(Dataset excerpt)
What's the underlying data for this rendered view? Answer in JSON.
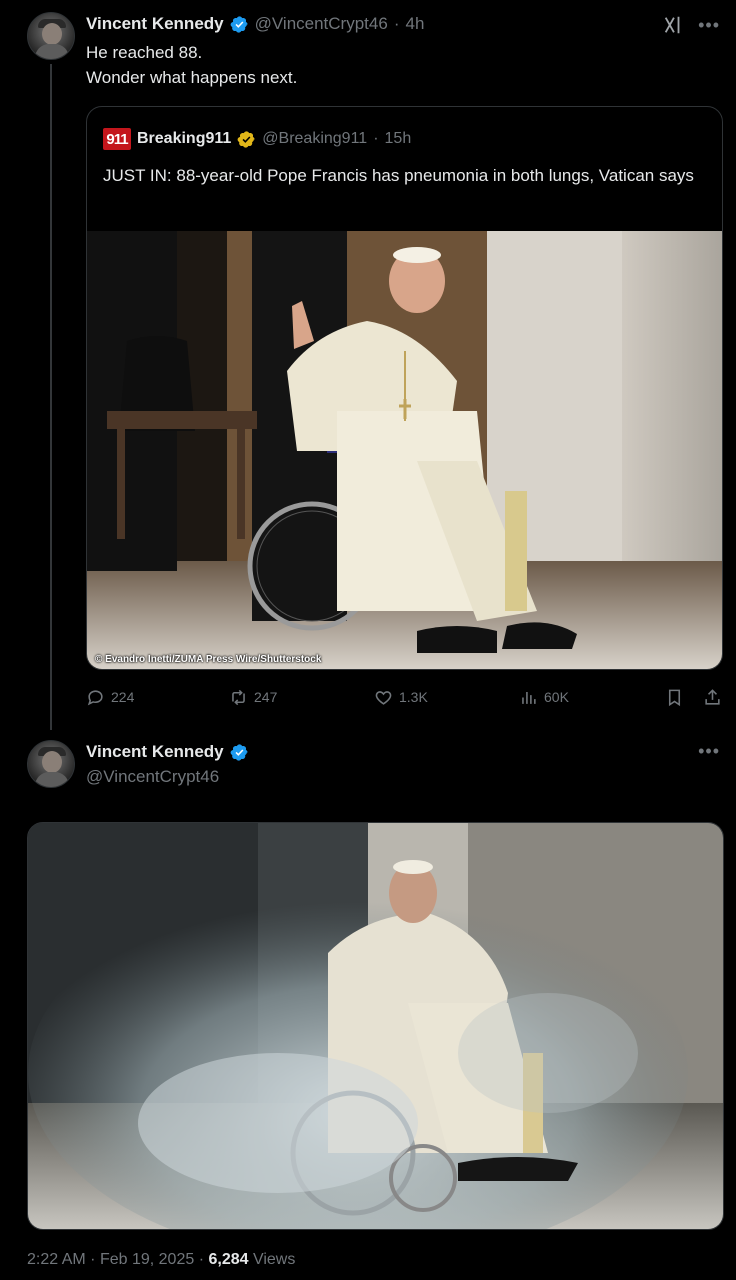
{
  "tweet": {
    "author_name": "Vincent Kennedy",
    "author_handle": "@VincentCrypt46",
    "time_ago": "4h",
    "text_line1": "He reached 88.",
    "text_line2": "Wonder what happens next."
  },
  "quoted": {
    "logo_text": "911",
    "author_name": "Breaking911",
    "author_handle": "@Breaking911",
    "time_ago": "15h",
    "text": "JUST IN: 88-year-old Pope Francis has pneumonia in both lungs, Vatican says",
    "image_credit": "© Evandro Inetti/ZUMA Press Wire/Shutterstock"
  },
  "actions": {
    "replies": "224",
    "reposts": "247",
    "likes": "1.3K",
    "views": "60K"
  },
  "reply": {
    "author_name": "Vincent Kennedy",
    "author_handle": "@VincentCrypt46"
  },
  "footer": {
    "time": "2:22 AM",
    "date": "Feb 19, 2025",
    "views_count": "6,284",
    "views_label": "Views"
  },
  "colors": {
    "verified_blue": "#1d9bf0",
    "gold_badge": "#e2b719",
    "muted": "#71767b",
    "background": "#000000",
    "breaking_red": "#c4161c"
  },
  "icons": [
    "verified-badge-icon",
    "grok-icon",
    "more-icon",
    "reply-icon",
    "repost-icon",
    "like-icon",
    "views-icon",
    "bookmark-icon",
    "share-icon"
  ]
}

==

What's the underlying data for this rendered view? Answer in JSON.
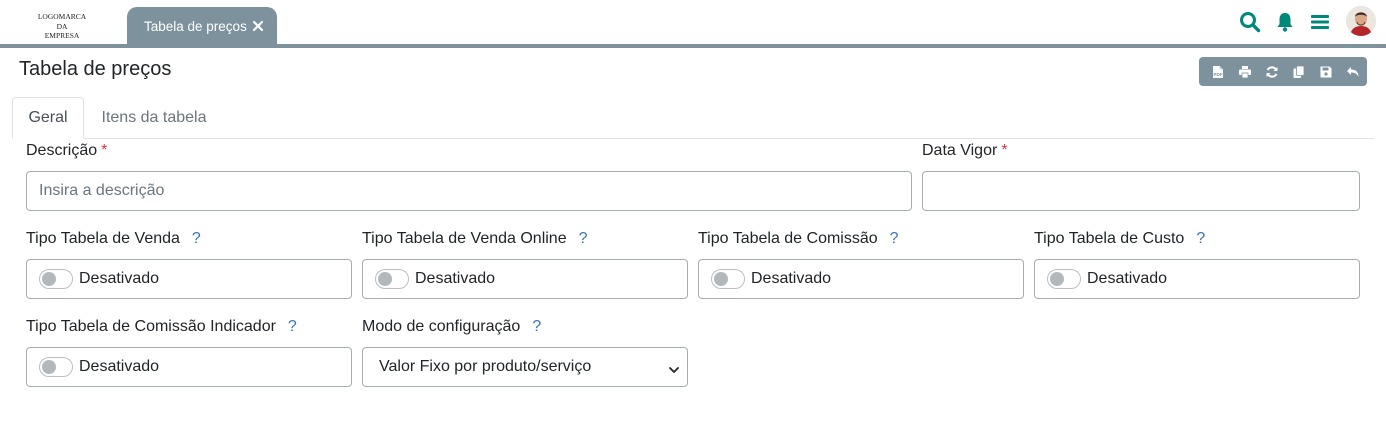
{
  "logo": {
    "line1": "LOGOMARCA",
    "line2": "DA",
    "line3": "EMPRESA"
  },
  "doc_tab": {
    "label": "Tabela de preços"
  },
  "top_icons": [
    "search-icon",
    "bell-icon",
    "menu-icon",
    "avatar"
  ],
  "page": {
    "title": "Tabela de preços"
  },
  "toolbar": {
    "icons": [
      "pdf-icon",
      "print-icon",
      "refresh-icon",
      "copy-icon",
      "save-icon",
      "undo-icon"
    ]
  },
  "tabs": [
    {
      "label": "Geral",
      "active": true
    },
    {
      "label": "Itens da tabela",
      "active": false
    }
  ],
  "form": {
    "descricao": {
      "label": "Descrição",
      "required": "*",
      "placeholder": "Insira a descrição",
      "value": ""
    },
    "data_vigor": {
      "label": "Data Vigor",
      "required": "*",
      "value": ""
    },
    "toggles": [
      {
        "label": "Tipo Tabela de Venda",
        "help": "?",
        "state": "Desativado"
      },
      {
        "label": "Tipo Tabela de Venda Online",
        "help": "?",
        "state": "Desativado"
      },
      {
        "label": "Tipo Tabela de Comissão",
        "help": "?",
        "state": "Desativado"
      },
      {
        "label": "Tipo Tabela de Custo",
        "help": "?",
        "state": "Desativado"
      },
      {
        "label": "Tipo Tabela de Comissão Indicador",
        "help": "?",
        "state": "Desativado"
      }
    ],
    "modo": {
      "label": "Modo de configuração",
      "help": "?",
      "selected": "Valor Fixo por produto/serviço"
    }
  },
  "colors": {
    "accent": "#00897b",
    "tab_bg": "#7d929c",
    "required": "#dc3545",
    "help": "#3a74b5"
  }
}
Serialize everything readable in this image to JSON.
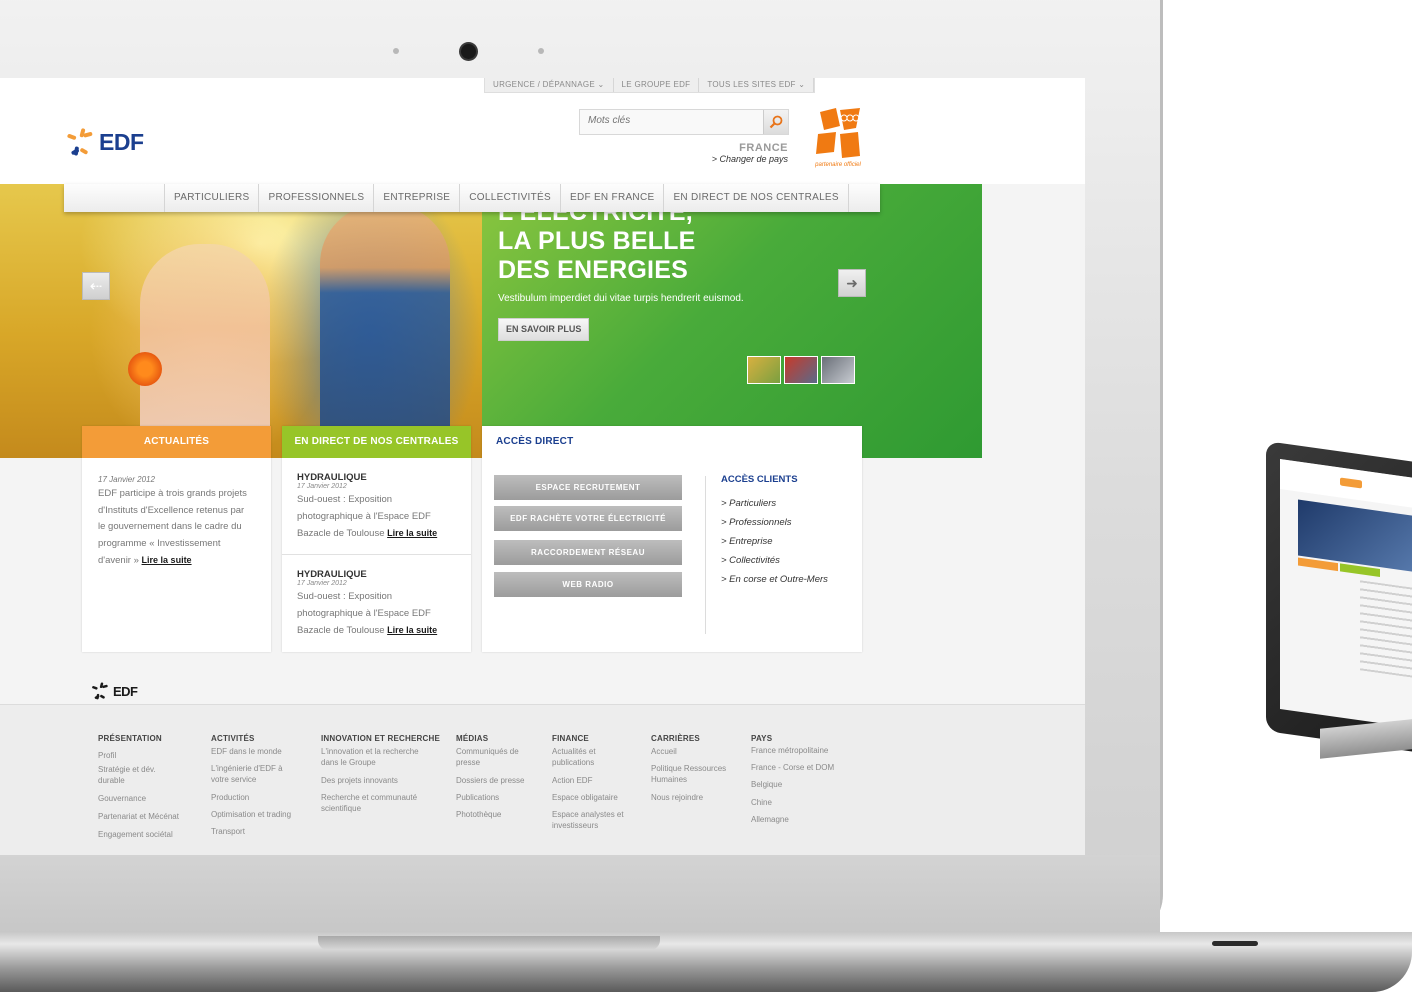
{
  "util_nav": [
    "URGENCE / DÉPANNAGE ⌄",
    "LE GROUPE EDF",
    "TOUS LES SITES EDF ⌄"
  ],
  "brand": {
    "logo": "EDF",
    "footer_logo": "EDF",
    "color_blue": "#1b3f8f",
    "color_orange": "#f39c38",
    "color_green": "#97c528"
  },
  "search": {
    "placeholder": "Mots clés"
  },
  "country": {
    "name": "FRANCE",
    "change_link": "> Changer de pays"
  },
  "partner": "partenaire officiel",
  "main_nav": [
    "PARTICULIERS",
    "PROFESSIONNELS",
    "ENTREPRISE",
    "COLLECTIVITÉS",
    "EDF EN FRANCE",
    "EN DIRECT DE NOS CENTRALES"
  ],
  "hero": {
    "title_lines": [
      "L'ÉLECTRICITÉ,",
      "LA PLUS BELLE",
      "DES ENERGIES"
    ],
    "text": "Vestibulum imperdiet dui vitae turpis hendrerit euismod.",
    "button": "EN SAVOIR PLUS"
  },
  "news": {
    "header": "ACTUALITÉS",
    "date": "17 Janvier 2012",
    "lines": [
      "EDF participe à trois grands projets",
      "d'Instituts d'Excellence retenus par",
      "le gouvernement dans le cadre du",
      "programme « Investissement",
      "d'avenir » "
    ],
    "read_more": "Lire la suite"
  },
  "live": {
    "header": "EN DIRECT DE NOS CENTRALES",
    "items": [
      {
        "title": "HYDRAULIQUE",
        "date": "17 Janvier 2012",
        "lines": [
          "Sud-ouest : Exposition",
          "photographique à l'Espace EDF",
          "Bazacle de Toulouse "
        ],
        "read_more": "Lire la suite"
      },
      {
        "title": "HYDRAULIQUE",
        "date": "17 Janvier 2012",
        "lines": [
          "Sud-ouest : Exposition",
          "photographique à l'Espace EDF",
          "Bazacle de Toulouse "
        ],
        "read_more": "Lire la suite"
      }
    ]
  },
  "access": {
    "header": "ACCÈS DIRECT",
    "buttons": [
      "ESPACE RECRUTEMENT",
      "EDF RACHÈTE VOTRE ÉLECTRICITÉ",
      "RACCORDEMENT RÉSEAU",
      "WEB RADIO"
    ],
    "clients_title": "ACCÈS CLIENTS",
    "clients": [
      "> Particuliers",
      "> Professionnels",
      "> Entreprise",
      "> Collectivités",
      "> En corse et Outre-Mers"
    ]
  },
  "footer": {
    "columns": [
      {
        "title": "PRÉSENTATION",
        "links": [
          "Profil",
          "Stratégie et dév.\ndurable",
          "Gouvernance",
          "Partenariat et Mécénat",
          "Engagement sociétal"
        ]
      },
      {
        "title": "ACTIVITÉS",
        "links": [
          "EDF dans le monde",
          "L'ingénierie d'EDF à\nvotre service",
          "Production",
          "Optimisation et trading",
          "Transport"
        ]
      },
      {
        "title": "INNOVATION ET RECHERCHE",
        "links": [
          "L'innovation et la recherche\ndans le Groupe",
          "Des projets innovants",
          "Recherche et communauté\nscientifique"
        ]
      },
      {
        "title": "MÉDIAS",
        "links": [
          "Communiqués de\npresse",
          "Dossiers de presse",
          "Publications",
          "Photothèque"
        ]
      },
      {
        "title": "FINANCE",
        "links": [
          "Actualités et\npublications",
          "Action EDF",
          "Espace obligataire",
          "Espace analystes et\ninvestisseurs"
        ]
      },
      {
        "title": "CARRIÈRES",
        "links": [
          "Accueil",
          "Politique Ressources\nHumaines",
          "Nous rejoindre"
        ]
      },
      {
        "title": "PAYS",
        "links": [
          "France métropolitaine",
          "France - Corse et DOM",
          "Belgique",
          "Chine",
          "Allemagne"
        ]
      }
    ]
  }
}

▶ [WHAT IS NEEDED] Show every line in the entries where the string "header" occurs.

▶ [THE SOLUTION]
    "header": "ACTUALITÉS",
    "header": "EN DIRECT DE NOS CENTRALES",
    "header": "ACCÈS DIRECT",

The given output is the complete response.